▶ _Task to complete_
What follows is a set of records; restate each one word for word and drop the pictures.

◆ ◆ ◆ ◆ ◆

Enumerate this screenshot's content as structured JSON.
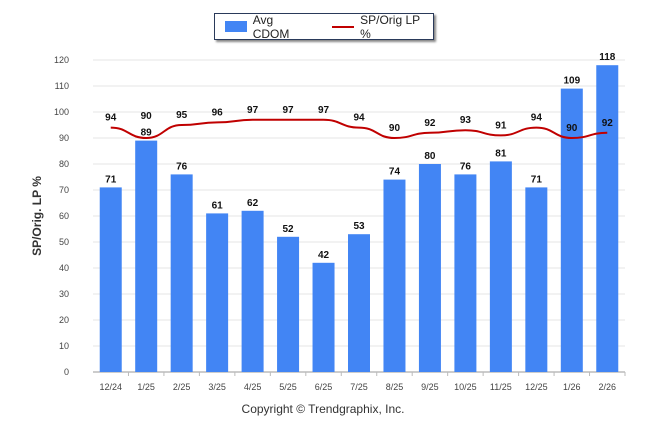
{
  "chart_data": {
    "type": "bar",
    "categories": [
      "12/24",
      "1/25",
      "2/25",
      "3/25",
      "4/25",
      "5/25",
      "6/25",
      "7/25",
      "8/25",
      "9/25",
      "10/25",
      "11/25",
      "12/25",
      "1/26",
      "2/26"
    ],
    "series": [
      {
        "name": "Avg CDOM",
        "type": "bar",
        "color": "#4285f4",
        "values": [
          71,
          89,
          76,
          61,
          62,
          52,
          42,
          53,
          74,
          80,
          76,
          81,
          71,
          109,
          118
        ]
      },
      {
        "name": "SP/Orig LP %",
        "type": "line",
        "color": "#c00000",
        "values": [
          94,
          90,
          95,
          96,
          97,
          97,
          97,
          94,
          90,
          92,
          93,
          91,
          94,
          90,
          92
        ]
      }
    ],
    "ylabel": "SP/Orig. LP %",
    "ylim": [
      0,
      120
    ],
    "yticks": [
      0,
      10,
      20,
      30,
      40,
      50,
      60,
      70,
      80,
      90,
      100,
      110,
      120
    ],
    "grid": true,
    "legend": "top-center"
  },
  "footer": "Copyright © Trendgraphix, Inc."
}
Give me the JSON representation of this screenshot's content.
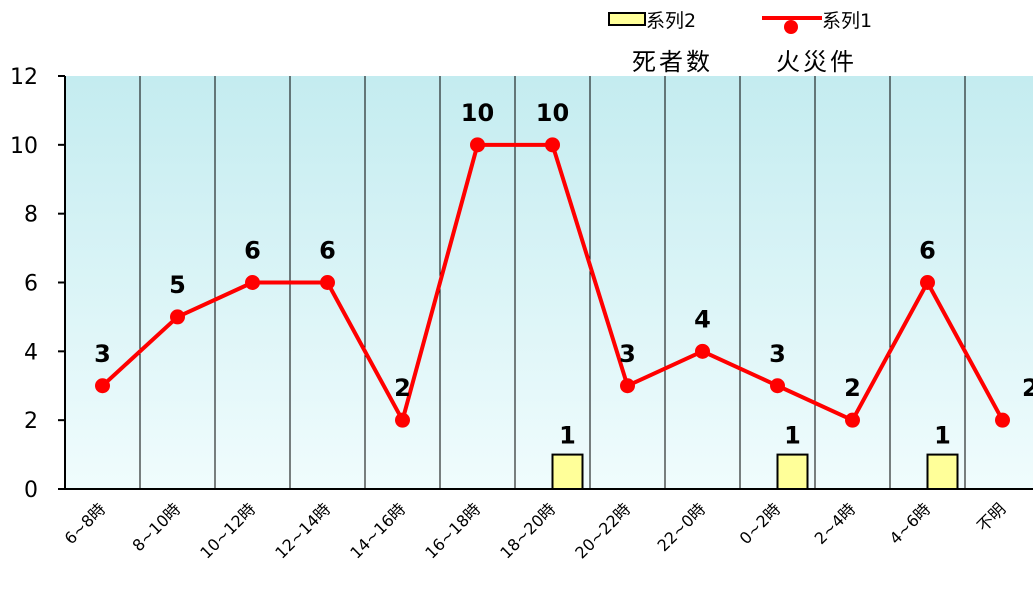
{
  "legend": {
    "series2_label": "系列2",
    "series1_label": "系列1",
    "header_left": "死者数",
    "header_right": "火災件"
  },
  "colors": {
    "plot_top": "#c4ecf0",
    "plot_bottom": "#f0fcfd",
    "line": "#ff0000",
    "bar_fill": "#ffff99",
    "bar_stroke": "#000000",
    "axis": "#000000"
  },
  "chart_data": {
    "type": "bar+line",
    "categories": [
      "6~8時",
      "8~10時",
      "10~12時",
      "12~14時",
      "14~16時",
      "16~18時",
      "18~20時",
      "20~22時",
      "22~0時",
      "0~2時",
      "2~4時",
      "4~6時",
      "不明"
    ],
    "series": [
      {
        "name": "系列2",
        "type": "bar",
        "values": [
          0,
          0,
          0,
          0,
          0,
          0,
          1,
          0,
          0,
          1,
          0,
          1,
          0
        ],
        "labels_shown_for": [
          6,
          9,
          11
        ]
      },
      {
        "name": "系列1",
        "type": "line",
        "values": [
          3,
          5,
          6,
          6,
          2,
          10,
          10,
          3,
          4,
          3,
          2,
          6,
          2
        ]
      }
    ],
    "ylim": [
      0,
      12
    ],
    "yticks": [
      0,
      2,
      4,
      6,
      8,
      10,
      12
    ],
    "grid": "vertical lines between categories",
    "legend_position": "top-right",
    "title": "",
    "xlabel": "",
    "ylabel": ""
  }
}
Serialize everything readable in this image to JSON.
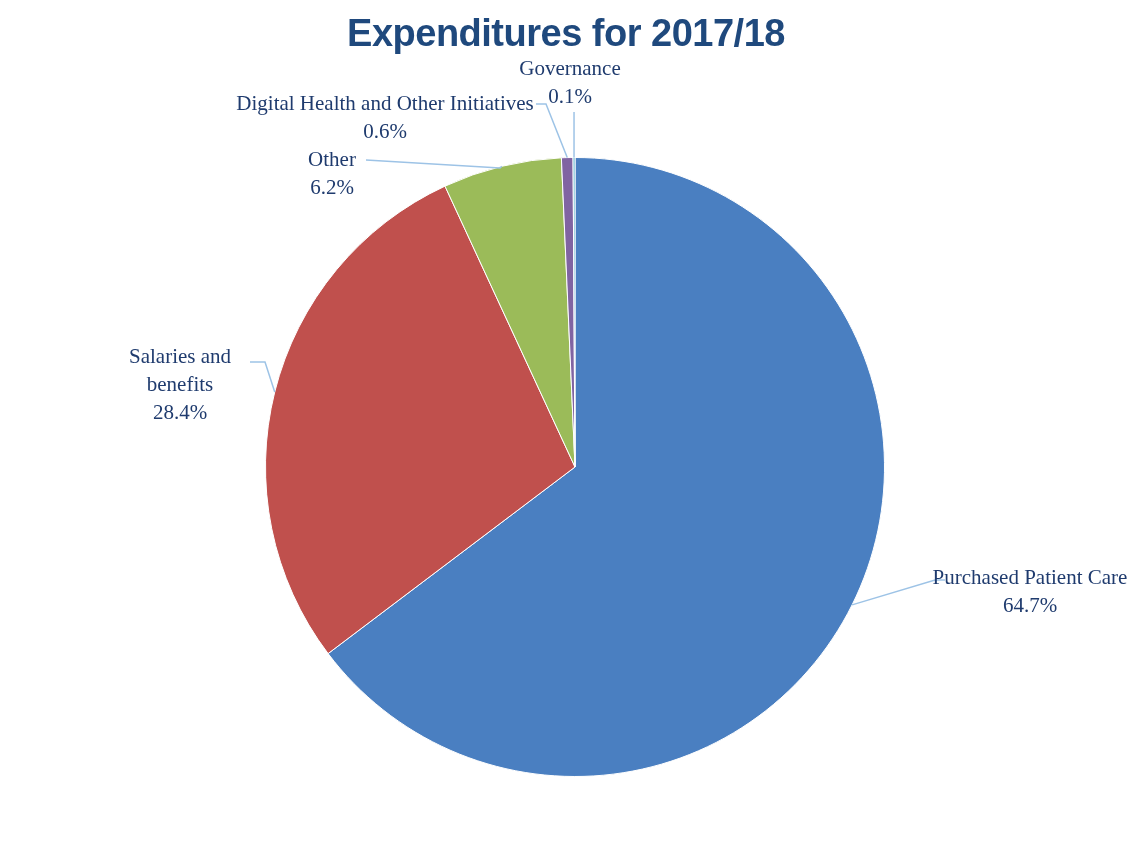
{
  "chart_data": {
    "type": "pie",
    "title": "Expenditures for 2017/18",
    "categories": [
      "Purchased Patient Care",
      "Salaries and benefits",
      "Other",
      "Digital Health and Other Initiatives",
      "Governance"
    ],
    "values": [
      64.7,
      28.4,
      6.2,
      0.6,
      0.1
    ],
    "colors": [
      "#4a7fc1",
      "#c0504d",
      "#9bbb59",
      "#8064a2",
      "#4bacc6"
    ],
    "value_labels": [
      "64.7%",
      "28.4%",
      "6.2%",
      "0.6%",
      "0.1%"
    ],
    "legend": false
  }
}
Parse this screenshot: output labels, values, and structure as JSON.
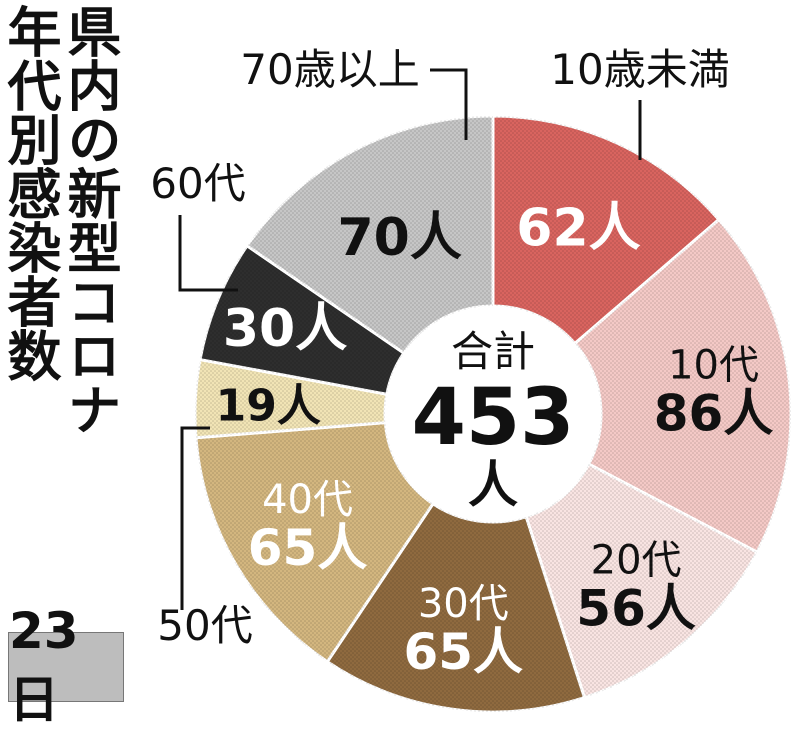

◆ ◆ ◆ ◆ ◆

▶ _Task solution_
Enumerate this screenshot's content as structured JSON.
{
  "chart_data": {
    "type": "bar",
    "categories": [
      "12/24",
      "1/25",
      "2/25",
      "3/25",
      "4/25",
      "5/25",
      "6/25",
      "7/25",
      "8/25",
      "9/25",
      "10/25",
      "11/25",
      "12/25",
      "1/26",
      "2/26"
    ],
    "series": [
      {
        "name": "Avg CDOM",
        "type": "bar",
        "color": "#4285f4",
        "values": [
          71,
          89,
          76,
          61,
          62,
          52,
          42,
          53,
          74,
          80,
          76,
          81,
          71,
          109,
          118
        ]
      },
      {
        "name": "SP/Orig LP %",
        "type": "line",
        "color": "#c00000",
        "values": [
          94,
          90,
          95,
          96,
          97,
          97,
          97,
          94,
          90,
          92,
          93,
          91,
          94,
          90,
          92
        ]
      }
    ],
    "ylabel": "SP/Orig. LP %",
    "ylim": [
      0,
      120
    ],
    "yticks": [
      0,
      10,
      20,
      30,
      40,
      50,
      60,
      70,
      80,
      90,
      100,
      110,
      120
    ],
    "grid": true,
    "legend": "top-center"
  },
  "footer": "Copyright © Trendgraphix, Inc."
}
Give me the JSON representation of this screenshot's content.
{
  "legend": {
    "series2_label": "系列2",
    "series1_label": "系列1",
    "header_left": "死者数",
    "header_right": "火災件"
  },
  "colors": {
    "plot_top": "#c4ecf0",
    "plot_bottom": "#f0fcfd",
    "line": "#ff0000",
    "bar_fill": "#ffff99",
    "bar_stroke": "#000000",
    "axis": "#000000"
  },
  "chart_data": {
    "type": "bar+line",
    "categories": [
      "6~8時",
      "8~10時",
      "10~12時",
      "12~14時",
      "14~16時",
      "16~18時",
      "18~20時",
      "20~22時",
      "22~0時",
      "0~2時",
      "2~4時",
      "4~6時",
      "不明"
    ],
    "series": [
      {
        "name": "系列2",
        "type": "bar",
        "values": [
          0,
          0,
          0,
          0,
          0,
          0,
          1,
          0,
          0,
          1,
          0,
          1,
          0
        ],
        "labels_shown_for": [
          6,
          9,
          11
        ]
      },
      {
        "name": "系列1",
        "type": "line",
        "values": [
          3,
          5,
          6,
          6,
          2,
          10,
          10,
          3,
          4,
          3,
          2,
          6,
          2
        ]
      }
    ],
    "ylim": [
      0,
      12
    ],
    "yticks": [
      0,
      2,
      4,
      6,
      8,
      10,
      12
    ],
    "grid": "vertical lines between categories",
    "legend_position": "top-right",
    "title": "",
    "xlabel": "",
    "ylabel": ""
  }
}
Serialize everything readable in this image to JSON.
{
  "chart_data": {
    "type": "pie",
    "title": "Expenditures for 2017/18",
    "categories": [
      "Purchased Patient Care",
      "Salaries and benefits",
      "Other",
      "Digital Health and Other Initiatives",
      "Governance"
    ],
    "values": [
      64.7,
      28.4,
      6.2,
      0.6,
      0.1
    ],
    "colors": [
      "#4a7fc1",
      "#c0504d",
      "#9bbb59",
      "#8064a2",
      "#4bacc6"
    ],
    "value_labels": [
      "64.7%",
      "28.4%",
      "6.2%",
      "0.6%",
      "0.1%"
    ],
    "legend": false
  }
}
Parse this screenshot: output labels, values, and structure as JSON.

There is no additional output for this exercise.